Directive —
Read the lines below. Copy out any that hold the string "考える系内では温度".

Dataset excerpts —
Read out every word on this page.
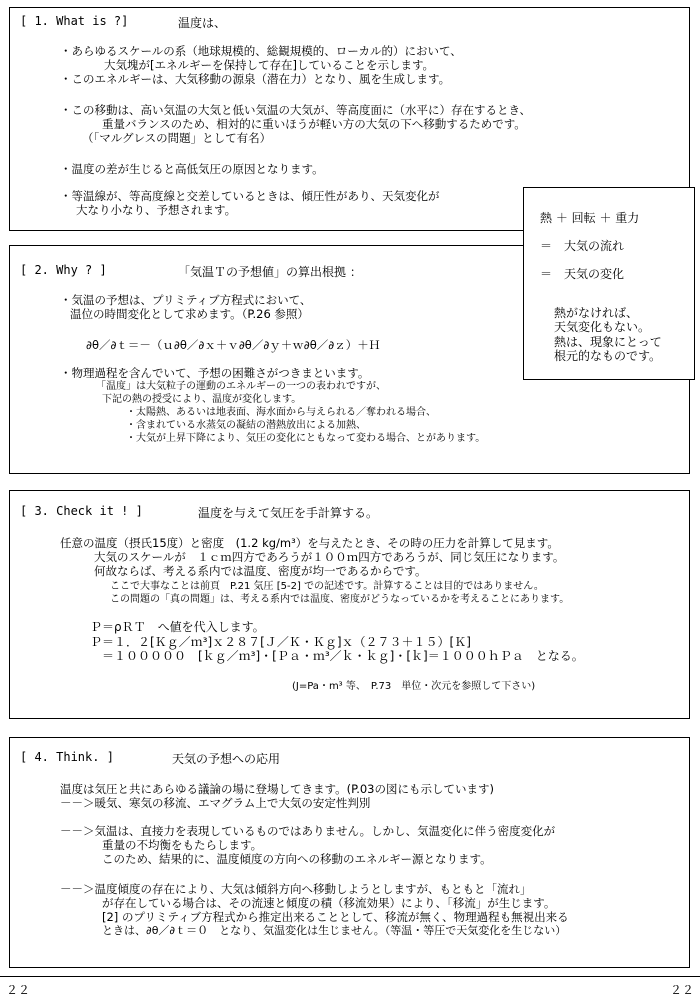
[ 1. What is ?]	温度は、
・あらゆるスケールの系（地球規模的、総観規模的、ローカル的）において、
大気塊が[エネルギーを保持して存在]していることを示します。
・このエネルギーは、大気移動の源泉（潜在力）となり、風を生成します。
・この移動は、高い気温の大気と低い気温の大気が、等高度面に（水平に）存在するとき、
重量バランスのため、相対的に重いほうが軽い方の大気の下へ移動するためです。
（「マルグレスの問題」として有名）
・温度の差が生じると高低気圧の原因となります。
・等温線が、等高度線と交差しているときは、傾圧性があり、天気変化が
大なり小なり、予想されます。
[ 2. Why ? ]	「気温Ｔの予想値」の算出根拠 ：
・気温の予想は、プリミティブ方程式において、
温位の時間変化として求めます。（P.26 参照）
∂θ／∂ｔ＝－（ｕ∂θ／∂ｘ＋ｖ∂θ／∂ｙ＋ｗ∂θ／∂ｚ）＋Ｈ
・物理過程を含んでいて、予想の困難さがつきまといます。
「温度」は大気粒子の運動のエネルギーの一つの表われですが、
下記の熱の授受により、温度が変化します。
・太陽熱、あるいは地表面、海水面から与えられる／奪われる場合、
・含まれている水蒸気の凝結の潜熱放出による加熱、
・大気が上昇下降により、気圧の変化にともなって変わる場合、とがあります。
熱 ＋ 回転 ＋ 重力
＝　大気の流れ
＝　天気の変化
熱がなければ、
天気変化もない。
熱は、現象にとって
根元的なものです。
[ 3. Check it ! ]	温度を与えて気圧を手計算する。
任意の温度（摂氏15度）と密度　(1.2 kg/m³）を与えたとき、その時の圧力を計算して見ます。
大気のスケールが　１ｃｍ四方であろうが１００ｍ四方であろうが、同じ気圧になります。
何故ならば、考える系内では温度、密度が均一であるからです。
ここで大事なことは前頁　P.21 気圧 [5-2] での記述です。計算することは目的ではありません。
この問題の「真の問題」は、考える系内では温度、密度がどうなっているかを考えることにあります。
Ｐ＝ρＲＴ　へ値を代入します。
Ｐ＝１．２[Ｋｇ／ｍ³]ｘ２８７[Ｊ／Ｋ・Ｋｇ]ｘ（２７３＋１５）[Ｋ]
＝１０００００　[ｋｇ／ｍ³]・[Ｐａ・ｍ³／ｋ・ｋｇ]・[ｋ]＝１０００ｈＰａ　となる。
(J=Pa・m³ 等、　P.73　単位・次元を参照して下さい)
[ 4. Think. ]	天気の予想への応用
温度は気圧と共にあらゆる議論の場に登場してきます。(P.03の図にも示しています)
－－＞暖気、寒気の移流、エマグラム上で大気の安定性判別
－－＞気温は、直接力を表現しているものではありません。しかし、気温変化に伴う密度変化が
重量の不均衡をもたらします。
このため、結果的に、温度傾度の方向への移動のエネルギー源となります。
－－＞温度傾度の存在により、大気は傾斜方向へ移動しようとしますが、もともと「流れ」
が存在している場合は、その流速と傾度の積（移流効果）により、「移流」が生じます。
[2] のプリミティブ方程式から推定出来ることとして、移流が無く、物理過程も無視出来る
ときは、∂θ／∂ｔ＝０　となり、気温変化は生じません。（等温・等圧で天気変化を生じない）
２２	２２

Reply to the task —
何故ならば、考える系内では温度、密度が均一であるからです。
この問題の「真の問題」は、考える系内では温度、密度がどうなっているかを考えることにあります。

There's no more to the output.